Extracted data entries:
__________

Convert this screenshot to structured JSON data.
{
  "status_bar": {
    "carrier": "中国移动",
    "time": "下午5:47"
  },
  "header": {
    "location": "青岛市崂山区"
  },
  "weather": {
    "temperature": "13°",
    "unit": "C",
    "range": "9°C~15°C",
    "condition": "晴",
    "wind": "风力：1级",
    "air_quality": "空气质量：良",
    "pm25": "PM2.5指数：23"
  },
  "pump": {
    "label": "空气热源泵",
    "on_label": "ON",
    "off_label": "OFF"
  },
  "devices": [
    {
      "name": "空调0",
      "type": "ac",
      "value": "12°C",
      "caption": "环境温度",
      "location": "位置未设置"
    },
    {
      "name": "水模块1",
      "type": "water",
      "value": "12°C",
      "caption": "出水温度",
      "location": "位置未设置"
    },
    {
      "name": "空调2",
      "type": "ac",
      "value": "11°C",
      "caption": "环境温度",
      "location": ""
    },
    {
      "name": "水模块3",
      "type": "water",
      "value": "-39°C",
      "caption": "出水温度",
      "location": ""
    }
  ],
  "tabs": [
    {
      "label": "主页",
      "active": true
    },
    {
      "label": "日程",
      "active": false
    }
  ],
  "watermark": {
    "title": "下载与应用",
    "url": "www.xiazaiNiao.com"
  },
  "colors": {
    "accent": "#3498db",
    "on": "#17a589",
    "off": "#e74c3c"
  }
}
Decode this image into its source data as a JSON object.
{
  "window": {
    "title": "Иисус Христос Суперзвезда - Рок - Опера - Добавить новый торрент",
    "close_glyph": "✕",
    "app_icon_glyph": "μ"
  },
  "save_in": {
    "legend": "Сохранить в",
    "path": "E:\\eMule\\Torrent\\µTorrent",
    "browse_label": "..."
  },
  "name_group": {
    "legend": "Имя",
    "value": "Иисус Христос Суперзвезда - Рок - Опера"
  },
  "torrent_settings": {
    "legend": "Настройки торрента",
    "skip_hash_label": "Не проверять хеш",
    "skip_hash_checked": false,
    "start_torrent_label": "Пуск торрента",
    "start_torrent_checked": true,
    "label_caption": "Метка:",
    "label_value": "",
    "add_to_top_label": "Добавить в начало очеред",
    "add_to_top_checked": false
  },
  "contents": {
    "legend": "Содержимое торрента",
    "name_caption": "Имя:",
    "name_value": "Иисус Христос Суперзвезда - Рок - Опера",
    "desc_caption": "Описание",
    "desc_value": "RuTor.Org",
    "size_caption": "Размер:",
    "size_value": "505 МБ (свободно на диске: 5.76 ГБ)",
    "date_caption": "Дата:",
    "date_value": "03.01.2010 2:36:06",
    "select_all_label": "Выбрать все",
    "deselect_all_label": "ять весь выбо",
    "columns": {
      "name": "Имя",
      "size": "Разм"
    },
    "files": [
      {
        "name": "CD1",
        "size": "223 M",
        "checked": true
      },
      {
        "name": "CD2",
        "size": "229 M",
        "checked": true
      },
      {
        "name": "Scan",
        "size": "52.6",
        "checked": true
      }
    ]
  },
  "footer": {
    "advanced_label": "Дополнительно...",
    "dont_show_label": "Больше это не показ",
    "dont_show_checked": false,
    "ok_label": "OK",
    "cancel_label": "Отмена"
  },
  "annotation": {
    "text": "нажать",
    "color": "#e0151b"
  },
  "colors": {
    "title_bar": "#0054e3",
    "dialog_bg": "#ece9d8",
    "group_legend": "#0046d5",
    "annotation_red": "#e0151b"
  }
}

__________

TO BE DONE:
The records above should be returned exactly.

FINISHED ANSWER:
Convert this screenshot to structured JSON data.
{
  "status_bar": {
    "carrier": "中国移动",
    "time": "下午5:47"
  },
  "header": {
    "location": "青岛市崂山区"
  },
  "weather": {
    "temperature": "13°",
    "unit": "C",
    "range": "9°C~15°C",
    "condition": "晴",
    "wind": "风力：1级",
    "air_quality": "空气质量：良",
    "pm25": "PM2.5指数：23"
  },
  "pump": {
    "label": "空气热源泵",
    "on_label": "ON",
    "off_label": "OFF"
  },
  "devices": [
    {
      "name": "空调0",
      "type": "ac",
      "value": "12°C",
      "caption": "环境温度",
      "location": "位置未设置"
    },
    {
      "name": "水模块1",
      "type": "water",
      "value": "12°C",
      "caption": "出水温度",
      "location": "位置未设置"
    },
    {
      "name": "空调2",
      "type": "ac",
      "value": "11°C",
      "caption": "环境温度",
      "location": ""
    },
    {
      "name": "水模块3",
      "type": "water",
      "value": "-39°C",
      "caption": "出水温度",
      "location": ""
    }
  ],
  "tabs": [
    {
      "label": "主页",
      "active": true
    },
    {
      "label": "日程",
      "active": false
    }
  ],
  "watermark": {
    "title": "下载与应用",
    "url": "www.xiazaiNiao.com"
  },
  "colors": {
    "accent": "#3498db",
    "on": "#17a589",
    "off": "#e74c3c"
  }
}
Decode this image into its source data as a JSON object.
{
  "window": {
    "title": "Иисус Христос Суперзвезда - Рок - Опера - Добавить новый торрент",
    "close_glyph": "✕",
    "app_icon_glyph": "μ"
  },
  "save_in": {
    "legend": "Сохранить в",
    "path": "E:\\eMule\\Torrent\\µTorrent",
    "browse_label": "..."
  },
  "name_group": {
    "legend": "Имя",
    "value": "Иисус Христос Суперзвезда - Рок - Опера"
  },
  "torrent_settings": {
    "legend": "Настройки торрента",
    "skip_hash_label": "Не проверять хеш",
    "skip_hash_checked": false,
    "start_torrent_label": "Пуск торрента",
    "start_torrent_checked": true,
    "label_caption": "Метка:",
    "label_value": "",
    "add_to_top_label": "Добавить в начало очеред",
    "add_to_top_checked": false
  },
  "contents": {
    "legend": "Содержимое торрента",
    "name_caption": "Имя:",
    "name_value": "Иисус Христос Суперзвезда - Рок - Опера",
    "desc_caption": "Описание",
    "desc_value": "RuTor.Org",
    "size_caption": "Размер:",
    "size_value": "505 МБ (свободно на диске: 5.76 ГБ)",
    "date_caption": "Дата:",
    "date_value": "03.01.2010 2:36:06",
    "select_all_label": "Выбрать все",
    "deselect_all_label": "ять весь выбо",
    "columns": {
      "name": "Имя",
      "size": "Разм"
    },
    "files": [
      {
        "name": "CD1",
        "size": "223 M",
        "checked": true
      },
      {
        "name": "CD2",
        "size": "229 M",
        "checked": true
      },
      {
        "name": "Scan",
        "size": "52.6",
        "checked": true
      }
    ]
  },
  "footer": {
    "advanced_label": "Дополнительно...",
    "dont_show_label": "Больше это не показ",
    "dont_show_checked": false,
    "ok_label": "OK",
    "cancel_label": "Отмена"
  },
  "annotation": {
    "text": "нажать",
    "color": "#e0151b"
  },
  "colors": {
    "title_bar": "#0054e3",
    "dialog_bg": "#ece9d8",
    "group_legend": "#0046d5",
    "annotation_red": "#e0151b"
  }
}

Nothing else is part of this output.